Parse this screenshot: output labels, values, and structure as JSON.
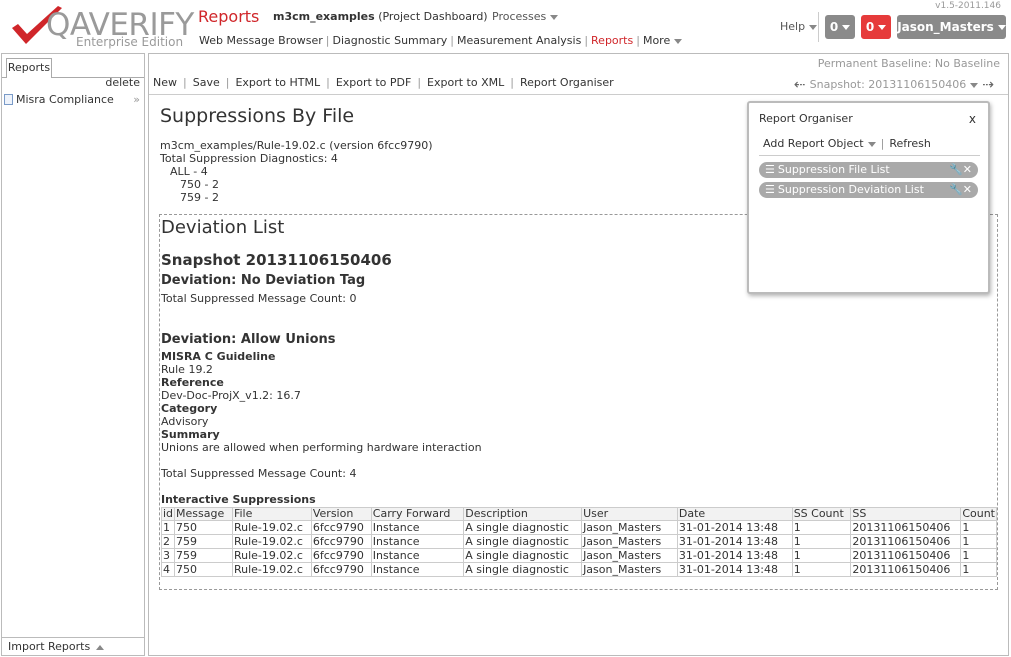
{
  "header": {
    "logo_text": "QAVERIFY",
    "logo_sub": "Enterprise Edition",
    "app_title": "Reports",
    "project_name": "m3cm_examples",
    "project_label": "(Project Dashboard)",
    "processes": "Processes",
    "version": "v1.5-2011.146",
    "help": "Help",
    "badge_gray": "0",
    "badge_red": "0",
    "user": "Jason_Masters",
    "nav": [
      "Web Message Browser",
      "Diagnostic Summary",
      "Measurement Analysis",
      "Reports",
      "More"
    ]
  },
  "sidebar": {
    "tab": "Reports",
    "delete": "delete",
    "item": "Misra Compliance",
    "import": "Import Reports"
  },
  "main": {
    "baseline": "Permanent Baseline: No Baseline",
    "toolbar": [
      "New",
      "Save",
      "Export to HTML",
      "Export to PDF",
      "Export to XML",
      "Report Organiser"
    ],
    "snapshot": "Snapshot: 20131106150406"
  },
  "report": {
    "title": "Suppressions By File",
    "file_line": "m3cm_examples/Rule-19.02.c (version 6fcc9790)",
    "total_line": "Total Suppression Diagnostics: 4",
    "all_line": "ALL - 4",
    "l750": "750 - 2",
    "l759": "759 - 2"
  },
  "deviation": {
    "title": "Deviation List",
    "snapshot": "Snapshot 20131106150406",
    "dev1_title": "Deviation: No Deviation Tag",
    "dev1_count": "Total Suppressed Message Count: 0",
    "dev2_title": "Deviation: Allow Unions",
    "misra_label": "MISRA C Guideline",
    "misra_value": "Rule 19.2",
    "ref_label": "Reference",
    "ref_value": "Dev-Doc-ProjX_v1.2: 16.7",
    "cat_label": "Category",
    "cat_value": "Advisory",
    "sum_label": "Summary",
    "sum_value": "Unions are allowed when performing hardware interaction",
    "dev2_count": "Total Suppressed Message Count: 4",
    "interactive_label": "Interactive Suppressions"
  },
  "table": {
    "headers": [
      "id",
      "Message",
      "File",
      "Version",
      "Carry Forward",
      "Description",
      "User",
      "Date",
      "SS Count",
      "SS",
      "Count"
    ],
    "rows": [
      [
        "1",
        "750",
        "Rule-19.02.c",
        "6fcc9790",
        "Instance",
        "A single diagnostic",
        "Jason_Masters",
        "31-01-2014  13:48",
        "1",
        "20131106150406",
        "1"
      ],
      [
        "2",
        "759",
        "Rule-19.02.c",
        "6fcc9790",
        "Instance",
        "A single diagnostic",
        "Jason_Masters",
        "31-01-2014  13:48",
        "1",
        "20131106150406",
        "1"
      ],
      [
        "3",
        "759",
        "Rule-19.02.c",
        "6fcc9790",
        "Instance",
        "A single diagnostic",
        "Jason_Masters",
        "31-01-2014  13:48",
        "1",
        "20131106150406",
        "1"
      ],
      [
        "4",
        "750",
        "Rule-19.02.c",
        "6fcc9790",
        "Instance",
        "A single diagnostic",
        "Jason_Masters",
        "31-01-2014  13:48",
        "1",
        "20131106150406",
        "1"
      ]
    ]
  },
  "organiser": {
    "title": "Report Organiser",
    "close": "x",
    "add": "Add Report Object",
    "refresh": "Refresh",
    "items": [
      "Suppression File List",
      "Suppression Deviation List"
    ]
  },
  "colors": {
    "accent_red": "#d0262a",
    "badge_gray": "#8a8a8a",
    "badge_red": "#e63b3b"
  }
}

_Exercise details_
Where a line of the material above holds the string "Suppressions", copy that line.

_Response_
    "title": "Suppressions By File",
    "interactive_label": "Interactive Suppressions"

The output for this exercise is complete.